### [STATED PROBLEM]
Print all the entries verbatim.

### [STORED RECORDS]
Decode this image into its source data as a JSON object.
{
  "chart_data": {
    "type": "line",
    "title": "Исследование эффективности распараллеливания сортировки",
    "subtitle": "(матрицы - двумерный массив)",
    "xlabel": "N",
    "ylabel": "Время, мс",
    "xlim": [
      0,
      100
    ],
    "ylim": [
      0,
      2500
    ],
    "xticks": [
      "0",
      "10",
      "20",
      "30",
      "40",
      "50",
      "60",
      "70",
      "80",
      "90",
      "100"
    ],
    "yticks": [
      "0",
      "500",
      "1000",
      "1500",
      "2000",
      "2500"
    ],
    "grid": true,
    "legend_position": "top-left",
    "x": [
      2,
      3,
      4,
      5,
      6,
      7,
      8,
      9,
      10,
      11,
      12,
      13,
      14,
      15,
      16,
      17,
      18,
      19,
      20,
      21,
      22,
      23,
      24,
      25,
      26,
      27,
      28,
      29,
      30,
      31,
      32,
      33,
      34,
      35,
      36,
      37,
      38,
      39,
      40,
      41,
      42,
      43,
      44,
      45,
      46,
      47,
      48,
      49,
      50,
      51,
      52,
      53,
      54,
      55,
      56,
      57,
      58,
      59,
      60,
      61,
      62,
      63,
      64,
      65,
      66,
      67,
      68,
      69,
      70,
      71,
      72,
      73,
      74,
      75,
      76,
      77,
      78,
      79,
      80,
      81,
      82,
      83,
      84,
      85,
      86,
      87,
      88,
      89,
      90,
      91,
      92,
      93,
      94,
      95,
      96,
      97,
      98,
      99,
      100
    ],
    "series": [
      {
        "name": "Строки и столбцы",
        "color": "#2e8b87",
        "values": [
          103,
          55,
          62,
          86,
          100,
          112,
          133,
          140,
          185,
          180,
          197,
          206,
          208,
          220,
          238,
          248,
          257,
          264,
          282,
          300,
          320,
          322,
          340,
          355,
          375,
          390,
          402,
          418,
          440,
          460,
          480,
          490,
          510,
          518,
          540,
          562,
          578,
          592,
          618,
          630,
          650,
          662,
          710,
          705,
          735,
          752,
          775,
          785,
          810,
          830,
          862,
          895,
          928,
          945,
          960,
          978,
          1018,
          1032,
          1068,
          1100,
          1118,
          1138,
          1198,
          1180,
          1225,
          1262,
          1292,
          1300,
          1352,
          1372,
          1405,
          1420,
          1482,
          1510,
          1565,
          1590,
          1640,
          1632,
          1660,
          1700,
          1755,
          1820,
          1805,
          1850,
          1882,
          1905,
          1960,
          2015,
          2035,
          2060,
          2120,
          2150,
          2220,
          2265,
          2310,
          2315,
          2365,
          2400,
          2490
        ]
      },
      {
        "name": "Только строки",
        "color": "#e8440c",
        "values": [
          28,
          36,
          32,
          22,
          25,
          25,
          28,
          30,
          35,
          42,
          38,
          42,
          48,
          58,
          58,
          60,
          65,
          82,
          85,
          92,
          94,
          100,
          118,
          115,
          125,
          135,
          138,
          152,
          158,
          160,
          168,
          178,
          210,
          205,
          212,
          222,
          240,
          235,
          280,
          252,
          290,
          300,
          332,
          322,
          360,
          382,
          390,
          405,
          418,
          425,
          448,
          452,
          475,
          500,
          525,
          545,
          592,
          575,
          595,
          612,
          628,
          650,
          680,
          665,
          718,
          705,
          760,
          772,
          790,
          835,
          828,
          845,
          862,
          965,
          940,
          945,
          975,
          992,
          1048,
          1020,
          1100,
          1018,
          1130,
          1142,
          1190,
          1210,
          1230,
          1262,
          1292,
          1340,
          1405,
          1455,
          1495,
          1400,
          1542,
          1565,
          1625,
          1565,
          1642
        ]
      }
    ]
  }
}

### [EXERCISE RESULT]
Decode this image into its source data as a JSON object.
{
  "chart_data": {
    "type": "line",
    "title": "Исследование эффективности распараллеливания сортировки",
    "subtitle": "(матрицы - двумерный массив)",
    "xlabel": "N",
    "ylabel": "Время, мс",
    "xlim": [
      0,
      100
    ],
    "ylim": [
      0,
      2500
    ],
    "xticks": [
      "0",
      "10",
      "20",
      "30",
      "40",
      "50",
      "60",
      "70",
      "80",
      "90",
      "100"
    ],
    "yticks": [
      "0",
      "500",
      "1000",
      "1500",
      "2000",
      "2500"
    ],
    "grid": true,
    "legend_position": "top-left",
    "x": [
      2,
      3,
      4,
      5,
      6,
      7,
      8,
      9,
      10,
      11,
      12,
      13,
      14,
      15,
      16,
      17,
      18,
      19,
      20,
      21,
      22,
      23,
      24,
      25,
      26,
      27,
      28,
      29,
      30,
      31,
      32,
      33,
      34,
      35,
      36,
      37,
      38,
      39,
      40,
      41,
      42,
      43,
      44,
      45,
      46,
      47,
      48,
      49,
      50,
      51,
      52,
      53,
      54,
      55,
      56,
      57,
      58,
      59,
      60,
      61,
      62,
      63,
      64,
      65,
      66,
      67,
      68,
      69,
      70,
      71,
      72,
      73,
      74,
      75,
      76,
      77,
      78,
      79,
      80,
      81,
      82,
      83,
      84,
      85,
      86,
      87,
      88,
      89,
      90,
      91,
      92,
      93,
      94,
      95,
      96,
      97,
      98,
      99,
      100
    ],
    "series": [
      {
        "name": "Строки и столбцы",
        "color": "#2e8b87",
        "values": [
          103,
          55,
          62,
          86,
          100,
          112,
          133,
          140,
          185,
          180,
          197,
          206,
          208,
          220,
          238,
          248,
          257,
          264,
          282,
          300,
          320,
          322,
          340,
          355,
          375,
          390,
          402,
          418,
          440,
          460,
          480,
          490,
          510,
          518,
          540,
          562,
          578,
          592,
          618,
          630,
          650,
          662,
          710,
          705,
          735,
          752,
          775,
          785,
          810,
          830,
          862,
          895,
          928,
          945,
          960,
          978,
          1018,
          1032,
          1068,
          1100,
          1118,
          1138,
          1198,
          1180,
          1225,
          1262,
          1292,
          1300,
          1352,
          1372,
          1405,
          1420,
          1482,
          1510,
          1565,
          1590,
          1640,
          1632,
          1660,
          1700,
          1755,
          1820,
          1805,
          1850,
          1882,
          1905,
          1960,
          2015,
          2035,
          2060,
          2120,
          2150,
          2220,
          2265,
          2310,
          2315,
          2365,
          2400,
          2490
        ]
      },
      {
        "name": "Только строки",
        "color": "#e8440c",
        "values": [
          28,
          36,
          32,
          22,
          25,
          25,
          28,
          30,
          35,
          42,
          38,
          42,
          48,
          58,
          58,
          60,
          65,
          82,
          85,
          92,
          94,
          100,
          118,
          115,
          125,
          135,
          138,
          152,
          158,
          160,
          168,
          178,
          210,
          205,
          212,
          222,
          240,
          235,
          280,
          252,
          290,
          300,
          332,
          322,
          360,
          382,
          390,
          405,
          418,
          425,
          448,
          452,
          475,
          500,
          525,
          545,
          592,
          575,
          595,
          612,
          628,
          650,
          680,
          665,
          718,
          705,
          760,
          772,
          790,
          835,
          828,
          845,
          862,
          965,
          940,
          945,
          975,
          992,
          1048,
          1020,
          1100,
          1018,
          1130,
          1142,
          1190,
          1210,
          1230,
          1262,
          1292,
          1340,
          1405,
          1455,
          1495,
          1400,
          1542,
          1565,
          1625,
          1565,
          1642
        ]
      }
    ]
  }
}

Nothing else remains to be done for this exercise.